Transcribe the full listing exactly, and drop every picture.

▼

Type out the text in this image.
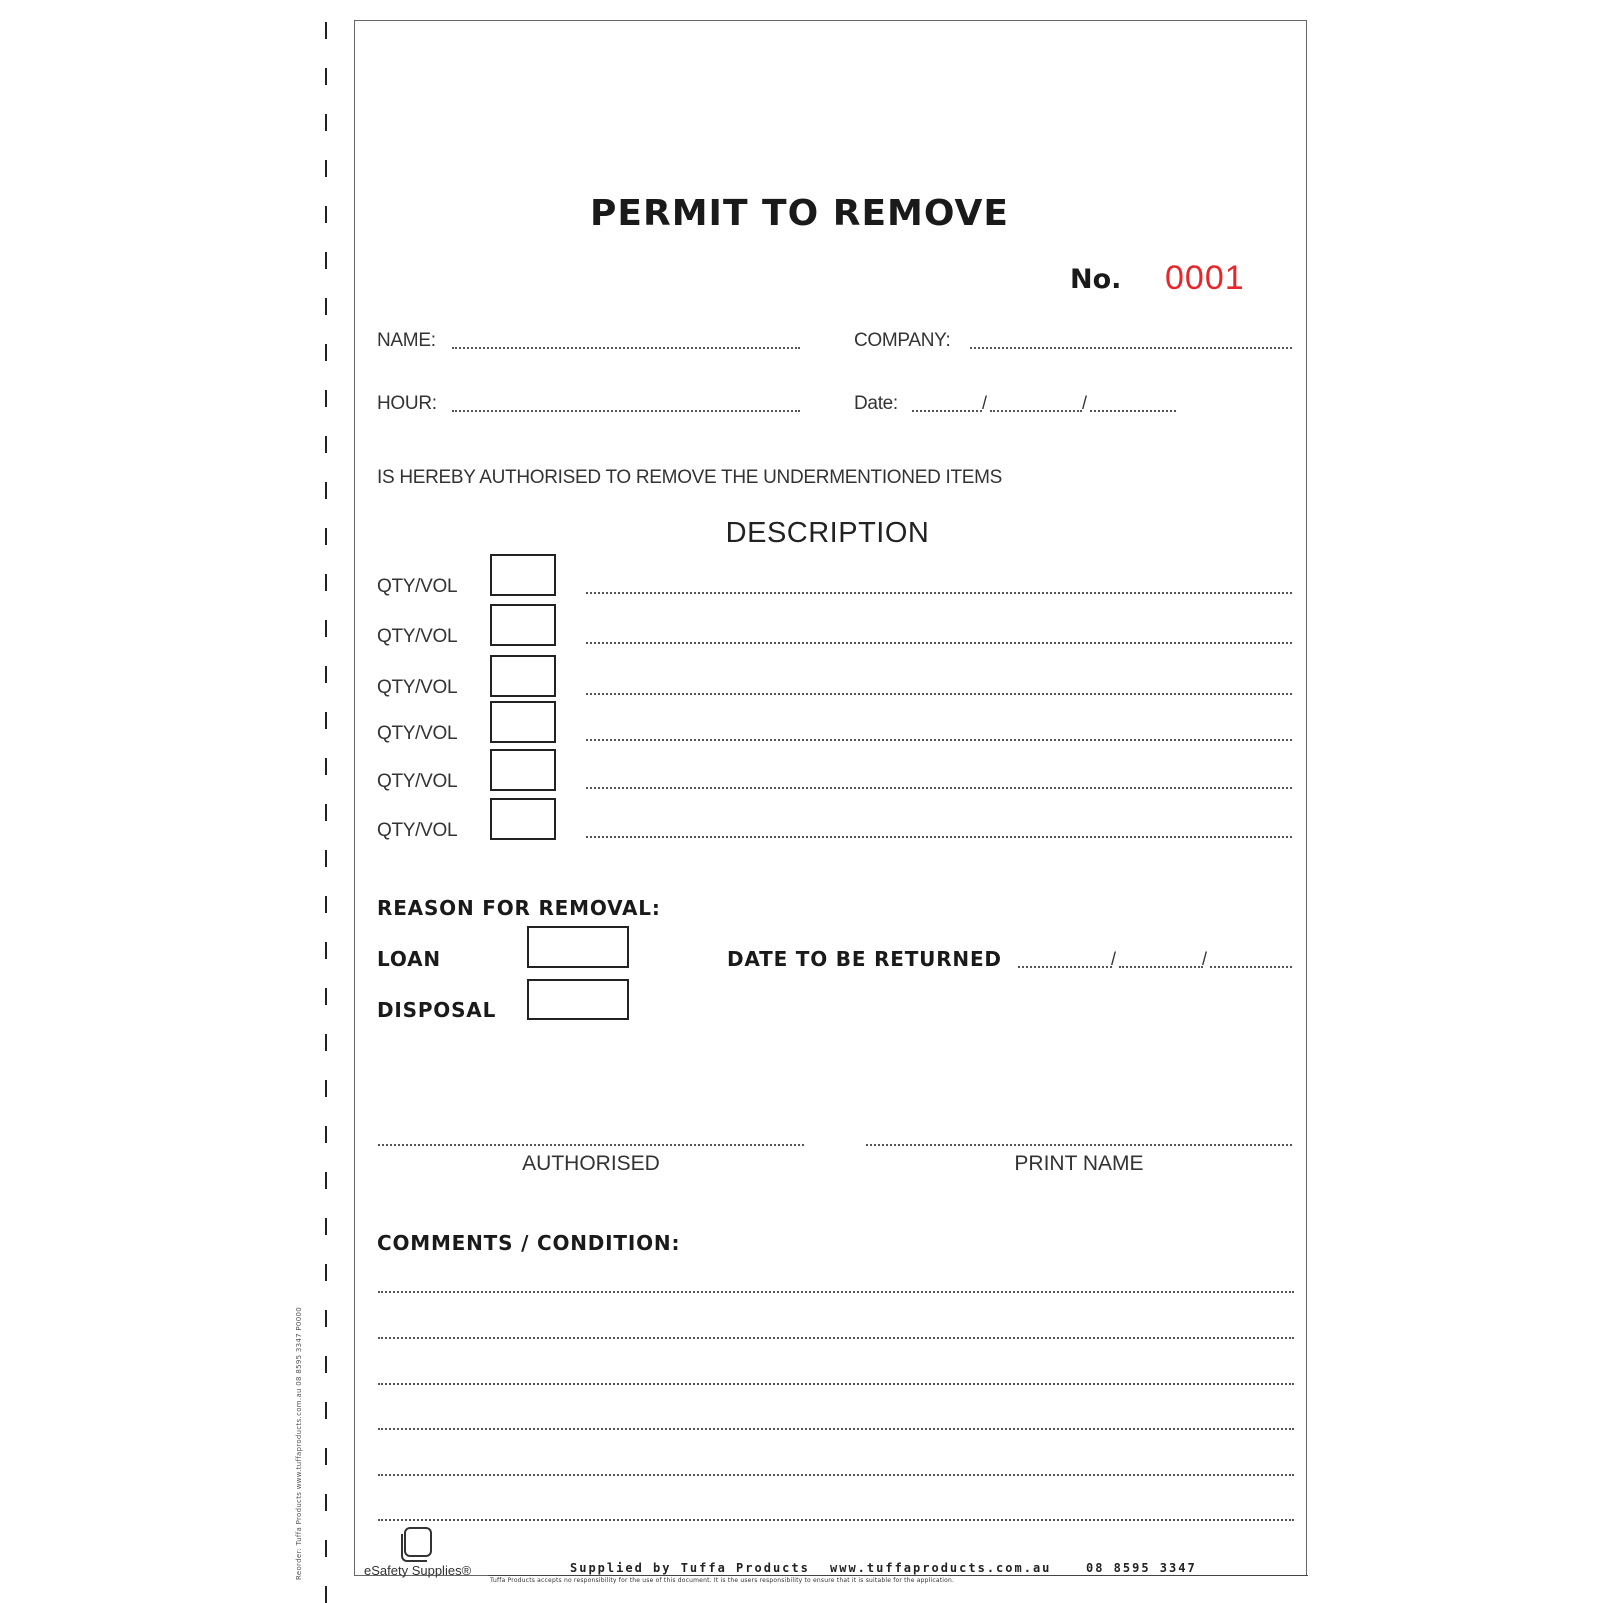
Reorder: Tuffa Products www.tuffaproducts.com.au 08 8595 3347 P0000
PERMIT TO REMOVE
No. 0001
NAME:	COMPANY:
HOUR:	Date:	/	/
IS HEREBY AUTHORISED TO REMOVE THE UNDERMENTIONED ITEMS
DESCRIPTION
QTY/VOL
QTY/VOL
QTY/VOL
QTY/VOL
QTY/VOL
QTY/VOL
REASON FOR REMOVAL:
LOAN
DISPOSAL
DATE TO BE RETURNED	/	/
AUTHORISED	PRINT NAME
COMMENTS / CONDITION:
eSafety Supplies®	Supplied by Tuffa Products www.tuffaproducts.com.au	08 8595 3347
Tuffa Products accepts no responsibility for the use of this document. It is the users responsibility to ensure that it is suitable for the application.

▲

> **REPLY**:
Type out the text in this image.
Reorder: Tuffa Products www.tuffaproducts.com.au 08 8595 3347 P0000
PERMIT TO REMOVE
No. 0001
NAME:	COMPANY:
HOUR:	Date:	/	/
IS HEREBY AUTHORISED TO REMOVE THE UNDERMENTIONED ITEMS
DESCRIPTION
QTY/VOL
QTY/VOL
QTY/VOL
QTY/VOL
QTY/VOL
QTY/VOL
REASON FOR REMOVAL:
LOAN
DISPOSAL
DATE TO BE RETURNED	/	/
AUTHORISED	PRINT NAME
COMMENTS / CONDITION:
eSafety Supplies®	Supplied by Tuffa Products www.tuffaproducts.com.au	08 8595 3347
Tuffa Products accepts no responsibility for the use of this document. It is the users responsibility to ensure that it is suitable for the application.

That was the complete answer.